● **WHAT TO DO**
Each entry below is to be written out exactly, and the pictures are to be left out.

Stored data
begin
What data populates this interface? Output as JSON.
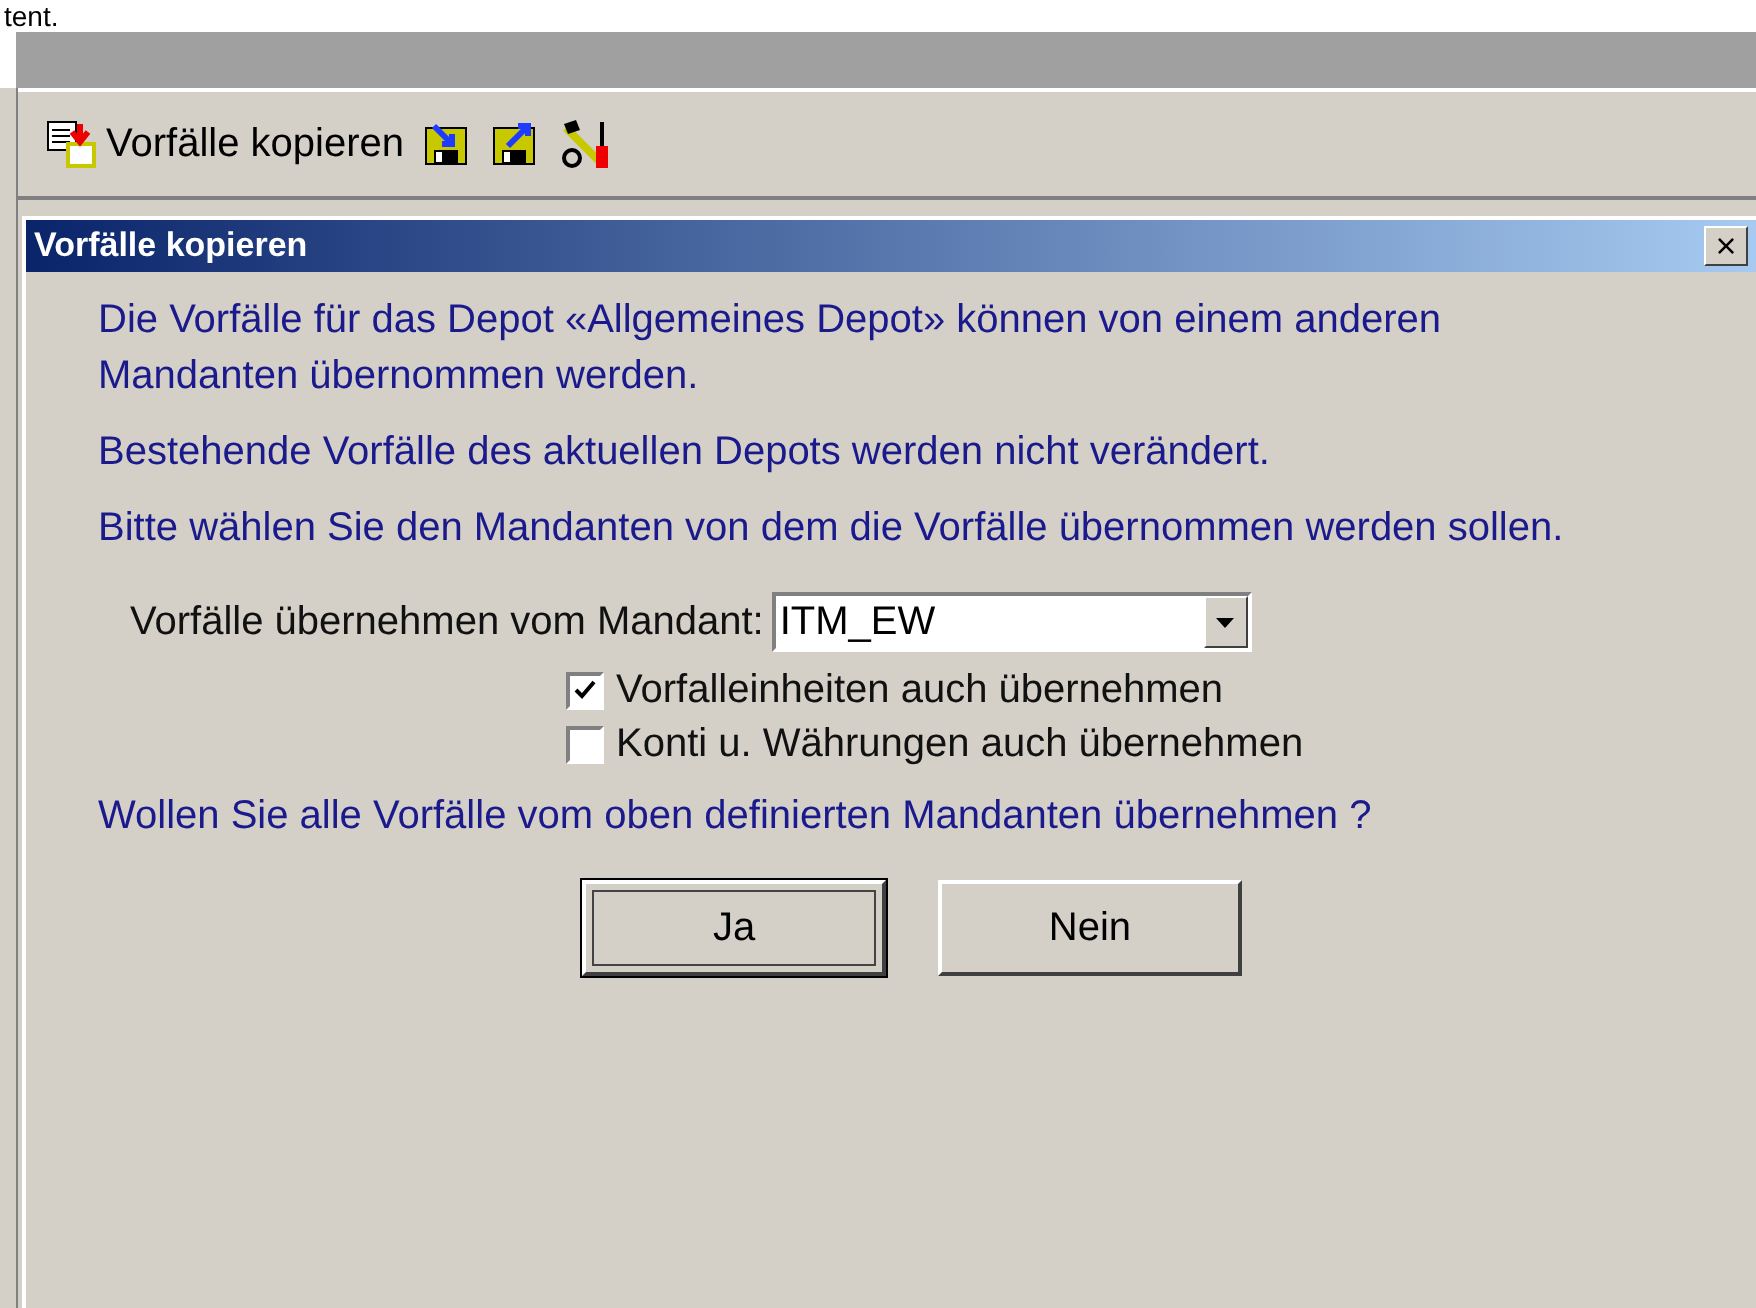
{
  "page_fragment": "tent.",
  "toolbar": {
    "copy_label": "Vorfälle kopieren"
  },
  "dialog": {
    "title": "Vorfälle kopieren",
    "close": "×",
    "paragraphs": [
      "Die Vorfälle für das Depot «Allgemeines Depot» können von einem anderen Mandanten übernommen werden.",
      "Bestehende  Vorfälle des aktuellen Depots werden nicht  verändert.",
      "Bitte wählen Sie den Mandanten von dem die Vorfälle übernommen werden sollen."
    ],
    "mandant_label": "Vorfälle übernehmen vom Mandant:",
    "mandant_value": "ITM_EW",
    "options": [
      {
        "label": "Vorfalleinheiten auch übernehmen",
        "checked": true
      },
      {
        "label": "Konti u. Währungen auch übernehmen",
        "checked": false
      }
    ],
    "question": "Wollen Sie alle Vorfälle vom oben definierten Mandanten übernehmen ?",
    "buttons": [
      {
        "label": "Ja",
        "default": true
      },
      {
        "label": "Nein",
        "default": false
      }
    ]
  }
}
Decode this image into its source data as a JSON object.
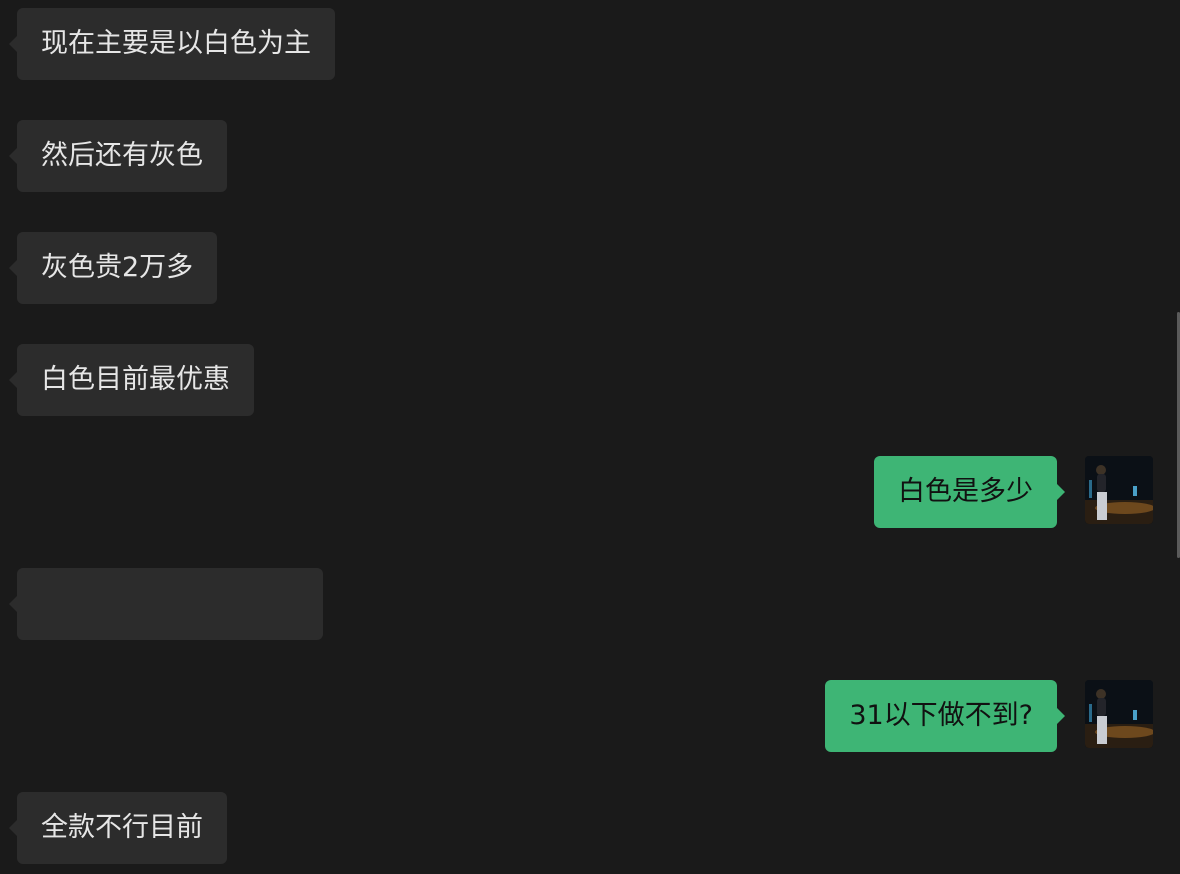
{
  "messages": [
    {
      "direction": "in",
      "text": "现在主要是以白色为主"
    },
    {
      "direction": "in",
      "text": "然后还有灰色"
    },
    {
      "direction": "in",
      "text": "灰色贵2万多"
    },
    {
      "direction": "in",
      "text": "白色目前最优惠"
    },
    {
      "direction": "out",
      "text": "白色是多少"
    },
    {
      "direction": "in",
      "text": ""
    },
    {
      "direction": "out",
      "text": "31以下做不到?"
    },
    {
      "direction": "in",
      "text": "全款不行目前"
    }
  ],
  "colors": {
    "background": "#1a1a1a",
    "incoming_bubble": "#2c2c2c",
    "outgoing_bubble": "#3eb575",
    "incoming_text": "#e6e6e6",
    "outgoing_text": "#111111"
  },
  "icons": {
    "avatar": "user-avatar-photo"
  }
}
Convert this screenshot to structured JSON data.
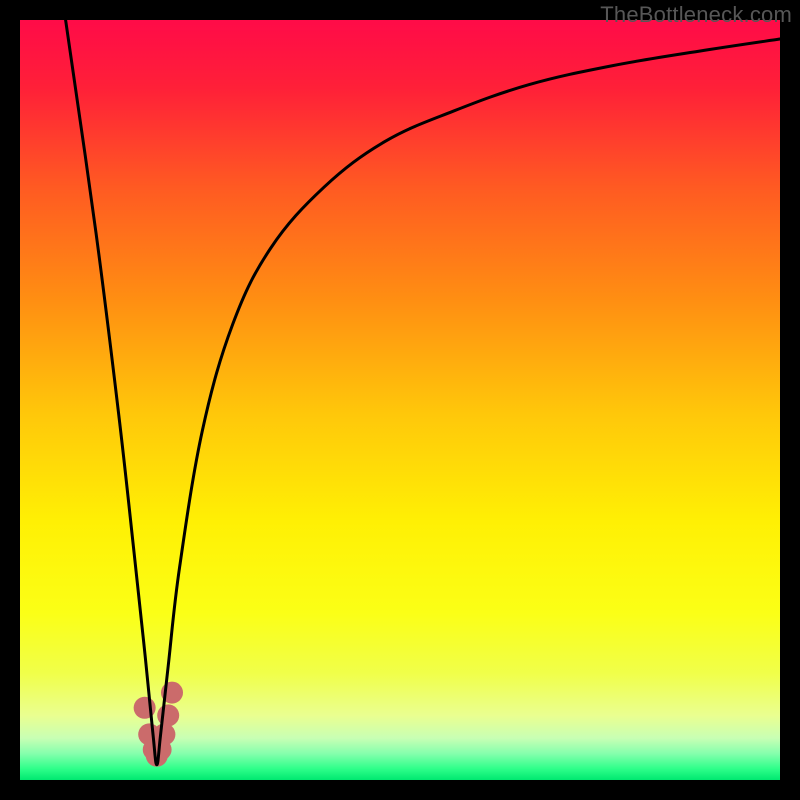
{
  "watermark": "TheBottleneck.com",
  "chart_data": {
    "type": "line",
    "title": "",
    "xlabel": "",
    "ylabel": "",
    "xlim": [
      0,
      100
    ],
    "ylim": [
      0,
      100
    ],
    "x_optimum": 18,
    "series": [
      {
        "name": "bottleneck-curve",
        "x": [
          6,
          10,
          13,
          15,
          16.5,
          17.5,
          18,
          18.5,
          19.5,
          21,
          24,
          28,
          33,
          40,
          48,
          57,
          67,
          78,
          90,
          100
        ],
        "values": [
          100,
          72,
          48,
          30,
          16,
          6,
          2,
          6,
          15,
          28,
          46,
          60,
          70,
          78,
          84,
          88,
          91.5,
          94,
          96,
          97.5
        ]
      }
    ],
    "markers": {
      "name": "highlight-cluster",
      "x": [
        16.4,
        17.0,
        17.6,
        18.0,
        18.5,
        19.0,
        19.5,
        20.0
      ],
      "values": [
        9.5,
        6.0,
        4.0,
        3.2,
        4.0,
        6.0,
        8.5,
        11.5
      ],
      "color": "#cb6b6b",
      "radius": 11
    },
    "gradient_stops": [
      {
        "offset": 0.0,
        "color": "#ff0b48"
      },
      {
        "offset": 0.09,
        "color": "#ff2038"
      },
      {
        "offset": 0.22,
        "color": "#ff5a22"
      },
      {
        "offset": 0.37,
        "color": "#ff8f12"
      },
      {
        "offset": 0.52,
        "color": "#ffc80a"
      },
      {
        "offset": 0.66,
        "color": "#fff004"
      },
      {
        "offset": 0.78,
        "color": "#fbff16"
      },
      {
        "offset": 0.86,
        "color": "#f0ff4a"
      },
      {
        "offset": 0.915,
        "color": "#eaff90"
      },
      {
        "offset": 0.945,
        "color": "#c8ffb4"
      },
      {
        "offset": 0.965,
        "color": "#86ffad"
      },
      {
        "offset": 0.985,
        "color": "#2fff8a"
      },
      {
        "offset": 1.0,
        "color": "#00e870"
      }
    ]
  }
}
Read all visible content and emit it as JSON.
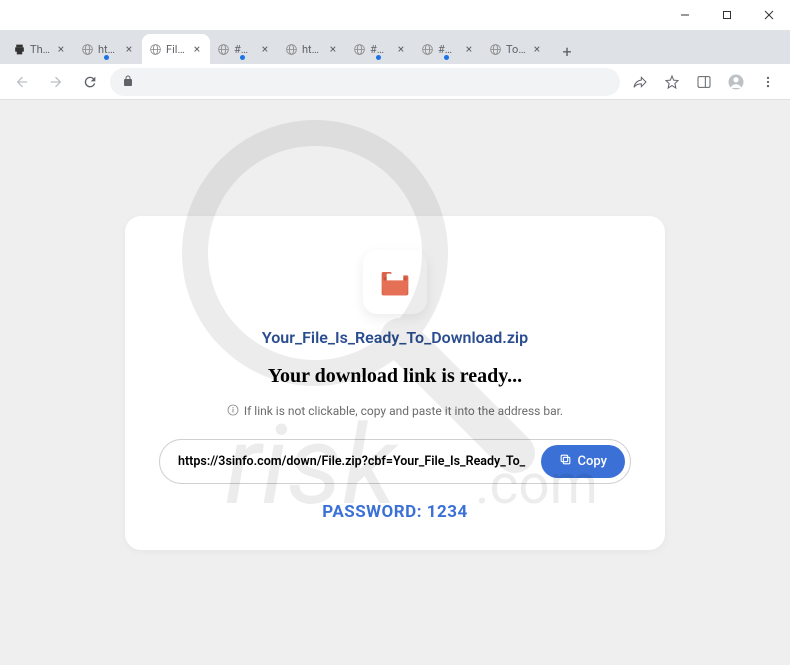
{
  "window": {
    "minimize": "—",
    "maximize": "□",
    "close": "✕"
  },
  "tabs": [
    {
      "title": "The P",
      "favicon": "printer",
      "active": false,
      "notif": false
    },
    {
      "title": "https:",
      "favicon": "globe",
      "active": false,
      "notif": true
    },
    {
      "title": "File-S",
      "favicon": "globe",
      "active": true,
      "notif": false
    },
    {
      "title": "## do",
      "favicon": "globe",
      "active": false,
      "notif": true
    },
    {
      "title": "https:",
      "favicon": "globe",
      "active": false,
      "notif": false
    },
    {
      "title": "## do",
      "favicon": "globe",
      "active": false,
      "notif": true
    },
    {
      "title": "## To",
      "favicon": "globe",
      "active": false,
      "notif": true
    },
    {
      "title": "To ac",
      "favicon": "globe",
      "active": false,
      "notif": false
    }
  ],
  "content": {
    "filename": "Your_File_Is_Ready_To_Download.zip",
    "ready": "Your download link is ready...",
    "hint": "If link is not clickable, copy and paste it into the address bar.",
    "url": "https://3sinfo.com/down/File.zip?cbf=Your_File_Is_Ready_To_",
    "copy_label": "Copy",
    "password": "PASSWORD: 1234"
  }
}
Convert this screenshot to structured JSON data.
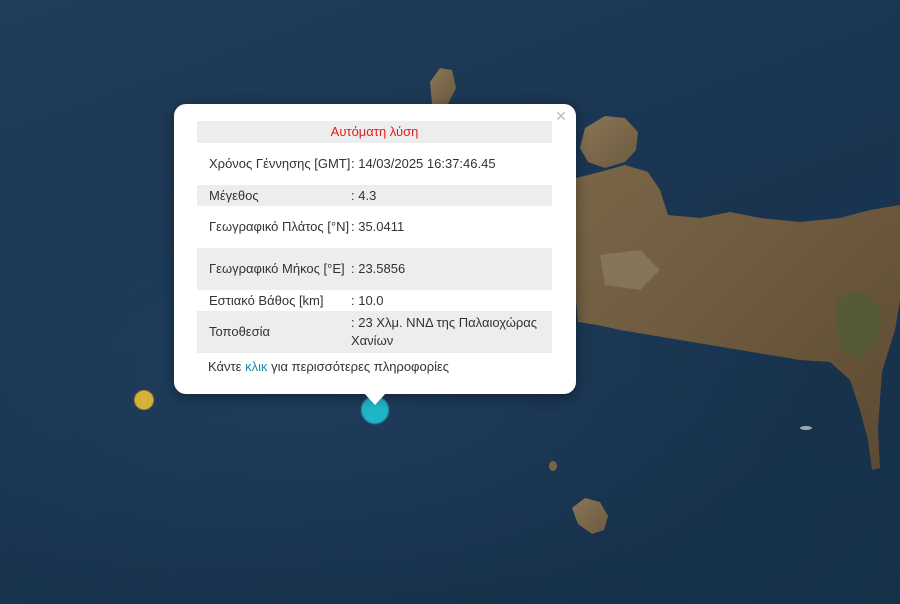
{
  "popup": {
    "title": "Αυτόματη λύση",
    "close": "×",
    "rows": [
      {
        "label": "Χρόνος Γέννησης [GMT]",
        "value": ": 14/03/2025 16:37:46.45"
      },
      {
        "label": "Μέγεθος",
        "value": ": 4.3"
      },
      {
        "label": "Γεωγραφικό Πλάτος [°N]",
        "value": ": 35.0411"
      },
      {
        "label": "Γεωγραφικό Μήκος [°E]",
        "value": ": 23.5856"
      },
      {
        "label": "Εστιακό Βάθος [km]",
        "value": ": 10.0"
      },
      {
        "label": "Τοποθεσία",
        "value": ": 23 Χλμ. ΝΝΔ της Παλαιοχώρας Χανίων"
      }
    ],
    "footer_prefix": "Κάντε ",
    "footer_link": "κλικ",
    "footer_suffix": " για περισσότερες πληροφορίες"
  },
  "colors": {
    "sea": "#1b3650",
    "marker_main": "#1fb5c9",
    "marker_other": "#d6b13b",
    "title": "#e11d1d",
    "link": "#1e8fa6"
  }
}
end
● **FINAL RESULT**
What data populates this interface? Output as JSON.
{
  "page_fragment": "tent.",
  "toolbar": {
    "copy_label": "Vorfälle kopieren"
  },
  "dialog": {
    "title": "Vorfälle kopieren",
    "close": "×",
    "paragraphs": [
      "Die Vorfälle für das Depot «Allgemeines Depot» können von einem anderen Mandanten übernommen werden.",
      "Bestehende  Vorfälle des aktuellen Depots werden nicht  verändert.",
      "Bitte wählen Sie den Mandanten von dem die Vorfälle übernommen werden sollen."
    ],
    "mandant_label": "Vorfälle übernehmen vom Mandant:",
    "mandant_value": "ITM_EW",
    "options": [
      {
        "label": "Vorfalleinheiten auch übernehmen",
        "checked": true
      },
      {
        "label": "Konti u. Währungen auch übernehmen",
        "checked": false
      }
    ],
    "question": "Wollen Sie alle Vorfälle vom oben definierten Mandanten übernehmen ?",
    "buttons": [
      {
        "label": "Ja",
        "default": true
      },
      {
        "label": "Nein",
        "default": false
      }
    ]
  }
}
Decode this image into its source data as a JSON object.
{
  "messages": [
    {
      "direction": "in",
      "text": "现在主要是以白色为主"
    },
    {
      "direction": "in",
      "text": "然后还有灰色"
    },
    {
      "direction": "in",
      "text": "灰色贵2万多"
    },
    {
      "direction": "in",
      "text": "白色目前最优惠"
    },
    {
      "direction": "out",
      "text": "白色是多少"
    },
    {
      "direction": "in",
      "text": ""
    },
    {
      "direction": "out",
      "text": "31以下做不到?"
    },
    {
      "direction": "in",
      "text": "全款不行目前"
    }
  ],
  "colors": {
    "background": "#1a1a1a",
    "incoming_bubble": "#2c2c2c",
    "outgoing_bubble": "#3eb575",
    "incoming_text": "#e6e6e6",
    "outgoing_text": "#111111"
  },
  "icons": {
    "avatar": "user-avatar-photo"
  }
}
Convert this screenshot to structured JSON data.
{
  "watermark": "TheBottleneck.com",
  "chart_data": {
    "type": "line",
    "title": "",
    "xlabel": "",
    "ylabel": "",
    "xlim": [
      0,
      100
    ],
    "ylim": [
      0,
      100
    ],
    "x_optimum": 18,
    "series": [
      {
        "name": "bottleneck-curve",
        "x": [
          6,
          10,
          13,
          15,
          16.5,
          17.5,
          18,
          18.5,
          19.5,
          21,
          24,
          28,
          33,
          40,
          48,
          57,
          67,
          78,
          90,
          100
        ],
        "values": [
          100,
          72,
          48,
          30,
          16,
          6,
          2,
          6,
          15,
          28,
          46,
          60,
          70,
          78,
          84,
          88,
          91.5,
          94,
          96,
          97.5
        ]
      }
    ],
    "markers": {
      "name": "highlight-cluster",
      "x": [
        16.4,
        17.0,
        17.6,
        18.0,
        18.5,
        19.0,
        19.5,
        20.0
      ],
      "values": [
        9.5,
        6.0,
        4.0,
        3.2,
        4.0,
        6.0,
        8.5,
        11.5
      ],
      "color": "#cb6b6b",
      "radius": 11
    },
    "gradient_stops": [
      {
        "offset": 0.0,
        "color": "#ff0b48"
      },
      {
        "offset": 0.09,
        "color": "#ff2038"
      },
      {
        "offset": 0.22,
        "color": "#ff5a22"
      },
      {
        "offset": 0.37,
        "color": "#ff8f12"
      },
      {
        "offset": 0.52,
        "color": "#ffc80a"
      },
      {
        "offset": 0.66,
        "color": "#fff004"
      },
      {
        "offset": 0.78,
        "color": "#fbff16"
      },
      {
        "offset": 0.86,
        "color": "#f0ff4a"
      },
      {
        "offset": 0.915,
        "color": "#eaff90"
      },
      {
        "offset": 0.945,
        "color": "#c8ffb4"
      },
      {
        "offset": 0.965,
        "color": "#86ffad"
      },
      {
        "offset": 0.985,
        "color": "#2fff8a"
      },
      {
        "offset": 1.0,
        "color": "#00e870"
      }
    ]
  }
}
Read all visible content and emit it as JSON.
{
  "window": {
    "minimize": "—",
    "maximize": "□",
    "close": "✕"
  },
  "tabs": [
    {
      "title": "The P",
      "favicon": "printer",
      "active": false,
      "notif": false
    },
    {
      "title": "https:",
      "favicon": "globe",
      "active": false,
      "notif": true
    },
    {
      "title": "File-S",
      "favicon": "globe",
      "active": true,
      "notif": false
    },
    {
      "title": "## do",
      "favicon": "globe",
      "active": false,
      "notif": true
    },
    {
      "title": "https:",
      "favicon": "globe",
      "active": false,
      "notif": false
    },
    {
      "title": "## do",
      "favicon": "globe",
      "active": false,
      "notif": true
    },
    {
      "title": "## To",
      "favicon": "globe",
      "active": false,
      "notif": true
    },
    {
      "title": "To ac",
      "favicon": "globe",
      "active": false,
      "notif": false
    }
  ],
  "content": {
    "filename": "Your_File_Is_Ready_To_Download.zip",
    "ready": "Your download link is ready...",
    "hint": "If link is not clickable, copy and paste it into the address bar.",
    "url": "https://3sinfo.com/down/File.zip?cbf=Your_File_Is_Ready_To_",
    "copy_label": "Copy",
    "password": "PASSWORD: 1234"
  }
}
Convert this screenshot to structured JSON data.
{
  "popup": {
    "title": "Αυτόματη λύση",
    "close": "×",
    "rows": [
      {
        "label": "Χρόνος Γέννησης [GMT]",
        "value": ": 14/03/2025 16:37:46.45"
      },
      {
        "label": "Μέγεθος",
        "value": ": 4.3"
      },
      {
        "label": "Γεωγραφικό Πλάτος [°N]",
        "value": ": 35.0411"
      },
      {
        "label": "Γεωγραφικό Μήκος [°E]",
        "value": ": 23.5856"
      },
      {
        "label": "Εστιακό Βάθος [km]",
        "value": ": 10.0"
      },
      {
        "label": "Τοποθεσία",
        "value": ": 23 Χλμ. ΝΝΔ της Παλαιοχώρας Χανίων"
      }
    ],
    "footer_prefix": "Κάντε ",
    "footer_link": "κλικ",
    "footer_suffix": " για περισσότερες πληροφορίες"
  },
  "colors": {
    "sea": "#1b3650",
    "marker_main": "#1fb5c9",
    "marker_other": "#d6b13b",
    "title": "#e11d1d",
    "link": "#1e8fa6"
  }
}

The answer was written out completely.